Data records:
- - -

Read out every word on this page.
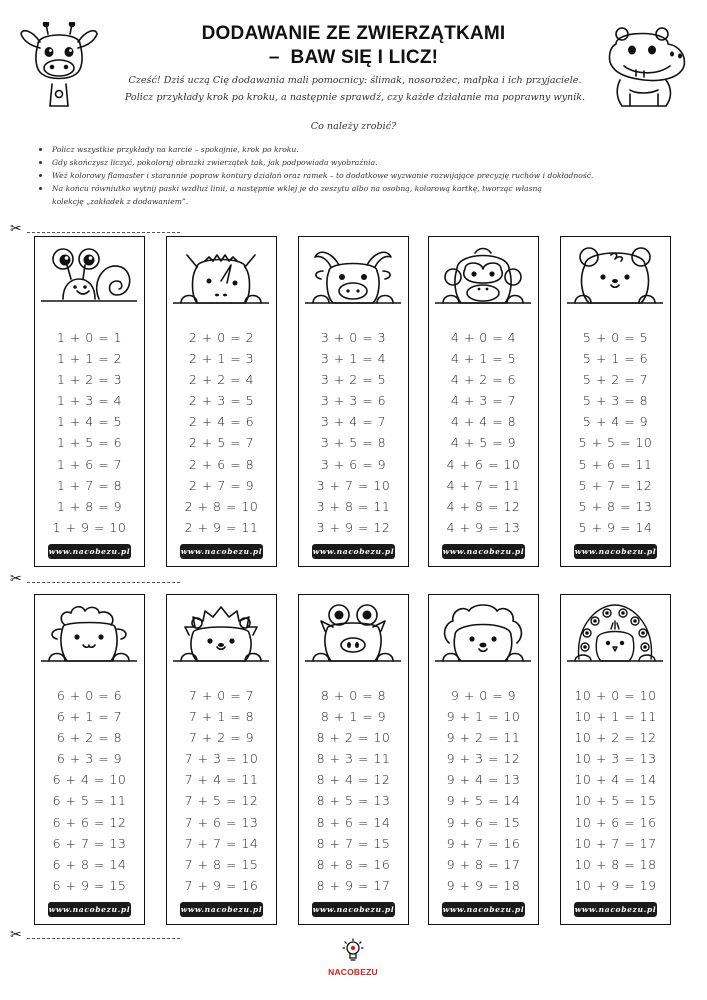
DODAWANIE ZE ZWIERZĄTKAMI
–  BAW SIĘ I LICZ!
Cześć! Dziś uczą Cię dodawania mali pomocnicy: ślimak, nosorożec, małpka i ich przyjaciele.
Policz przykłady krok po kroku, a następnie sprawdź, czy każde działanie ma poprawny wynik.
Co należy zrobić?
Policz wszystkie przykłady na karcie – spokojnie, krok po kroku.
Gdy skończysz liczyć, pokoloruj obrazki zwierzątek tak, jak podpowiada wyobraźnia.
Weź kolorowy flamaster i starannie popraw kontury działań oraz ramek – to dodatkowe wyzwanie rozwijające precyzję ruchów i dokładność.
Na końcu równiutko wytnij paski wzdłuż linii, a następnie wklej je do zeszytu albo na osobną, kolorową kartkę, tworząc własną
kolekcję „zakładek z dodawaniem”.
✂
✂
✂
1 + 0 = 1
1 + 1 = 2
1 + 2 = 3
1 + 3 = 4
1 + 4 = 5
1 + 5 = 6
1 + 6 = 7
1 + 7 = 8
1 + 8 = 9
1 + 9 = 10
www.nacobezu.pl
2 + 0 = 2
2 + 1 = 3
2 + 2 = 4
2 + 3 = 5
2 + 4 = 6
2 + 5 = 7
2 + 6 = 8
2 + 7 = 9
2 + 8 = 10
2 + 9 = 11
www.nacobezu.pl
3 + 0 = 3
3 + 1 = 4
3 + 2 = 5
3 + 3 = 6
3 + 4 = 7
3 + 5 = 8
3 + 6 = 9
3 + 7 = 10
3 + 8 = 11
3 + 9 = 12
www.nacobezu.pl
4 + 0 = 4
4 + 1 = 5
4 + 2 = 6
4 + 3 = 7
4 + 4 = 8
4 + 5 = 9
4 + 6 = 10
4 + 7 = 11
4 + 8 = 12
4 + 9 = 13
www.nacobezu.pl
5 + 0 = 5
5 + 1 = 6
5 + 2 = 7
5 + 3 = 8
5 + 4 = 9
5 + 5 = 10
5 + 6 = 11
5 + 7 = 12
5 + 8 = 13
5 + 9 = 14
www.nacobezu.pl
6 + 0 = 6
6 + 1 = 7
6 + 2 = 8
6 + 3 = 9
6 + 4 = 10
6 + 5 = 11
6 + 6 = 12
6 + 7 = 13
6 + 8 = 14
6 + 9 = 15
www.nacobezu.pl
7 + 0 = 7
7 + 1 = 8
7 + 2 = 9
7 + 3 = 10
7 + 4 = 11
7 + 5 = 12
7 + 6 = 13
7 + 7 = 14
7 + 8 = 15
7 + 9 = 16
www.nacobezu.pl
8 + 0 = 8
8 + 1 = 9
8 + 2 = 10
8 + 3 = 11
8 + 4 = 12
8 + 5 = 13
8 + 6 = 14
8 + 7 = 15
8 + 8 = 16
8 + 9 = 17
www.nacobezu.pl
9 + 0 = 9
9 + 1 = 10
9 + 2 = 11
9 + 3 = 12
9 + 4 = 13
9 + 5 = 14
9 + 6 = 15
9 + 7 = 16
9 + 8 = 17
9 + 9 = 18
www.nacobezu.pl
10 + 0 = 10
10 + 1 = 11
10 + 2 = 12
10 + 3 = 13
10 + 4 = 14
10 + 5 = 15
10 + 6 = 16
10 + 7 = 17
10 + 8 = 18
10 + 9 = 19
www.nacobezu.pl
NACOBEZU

- - -

Exercise brief: The records above must be transcribed exactly. Pictures are left out of the copy.

Full answer:
Read out every word on this page.
DODAWANIE ZE ZWIERZĄTKAMI
–  BAW SIĘ I LICZ!
Cześć! Dziś uczą Cię dodawania mali pomocnicy: ślimak, nosorożec, małpka i ich przyjaciele.
Policz przykłady krok po kroku, a następnie sprawdź, czy każde działanie ma poprawny wynik.
Co należy zrobić?
Policz wszystkie przykłady na karcie – spokojnie, krok po kroku.
Gdy skończysz liczyć, pokoloruj obrazki zwierzątek tak, jak podpowiada wyobraźnia.
Weź kolorowy flamaster i starannie popraw kontury działań oraz ramek – to dodatkowe wyzwanie rozwijające precyzję ruchów i dokładność.
Na końcu równiutko wytnij paski wzdłuż linii, a następnie wklej je do zeszytu albo na osobną, kolorową kartkę, tworząc własną
kolekcję „zakładek z dodawaniem”.
✂
✂
✂
1 + 0 = 1
1 + 1 = 2
1 + 2 = 3
1 + 3 = 4
1 + 4 = 5
1 + 5 = 6
1 + 6 = 7
1 + 7 = 8
1 + 8 = 9
1 + 9 = 10
www.nacobezu.pl
2 + 0 = 2
2 + 1 = 3
2 + 2 = 4
2 + 3 = 5
2 + 4 = 6
2 + 5 = 7
2 + 6 = 8
2 + 7 = 9
2 + 8 = 10
2 + 9 = 11
www.nacobezu.pl
3 + 0 = 3
3 + 1 = 4
3 + 2 = 5
3 + 3 = 6
3 + 4 = 7
3 + 5 = 8
3 + 6 = 9
3 + 7 = 10
3 + 8 = 11
3 + 9 = 12
www.nacobezu.pl
4 + 0 = 4
4 + 1 = 5
4 + 2 = 6
4 + 3 = 7
4 + 4 = 8
4 + 5 = 9
4 + 6 = 10
4 + 7 = 11
4 + 8 = 12
4 + 9 = 13
www.nacobezu.pl
5 + 0 = 5
5 + 1 = 6
5 + 2 = 7
5 + 3 = 8
5 + 4 = 9
5 + 5 = 10
5 + 6 = 11
5 + 7 = 12
5 + 8 = 13
5 + 9 = 14
www.nacobezu.pl
6 + 0 = 6
6 + 1 = 7
6 + 2 = 8
6 + 3 = 9
6 + 4 = 10
6 + 5 = 11
6 + 6 = 12
6 + 7 = 13
6 + 8 = 14
6 + 9 = 15
www.nacobezu.pl
7 + 0 = 7
7 + 1 = 8
7 + 2 = 9
7 + 3 = 10
7 + 4 = 11
7 + 5 = 12
7 + 6 = 13
7 + 7 = 14
7 + 8 = 15
7 + 9 = 16
www.nacobezu.pl
8 + 0 = 8
8 + 1 = 9
8 + 2 = 10
8 + 3 = 11
8 + 4 = 12
8 + 5 = 13
8 + 6 = 14
8 + 7 = 15
8 + 8 = 16
8 + 9 = 17
www.nacobezu.pl
9 + 0 = 9
9 + 1 = 10
9 + 2 = 11
9 + 3 = 12
9 + 4 = 13
9 + 5 = 14
9 + 6 = 15
9 + 7 = 16
9 + 8 = 17
9 + 9 = 18
www.nacobezu.pl
10 + 0 = 10
10 + 1 = 11
10 + 2 = 12
10 + 3 = 13
10 + 4 = 14
10 + 5 = 15
10 + 6 = 16
10 + 7 = 17
10 + 8 = 18
10 + 9 = 19
www.nacobezu.pl
NACOBEZU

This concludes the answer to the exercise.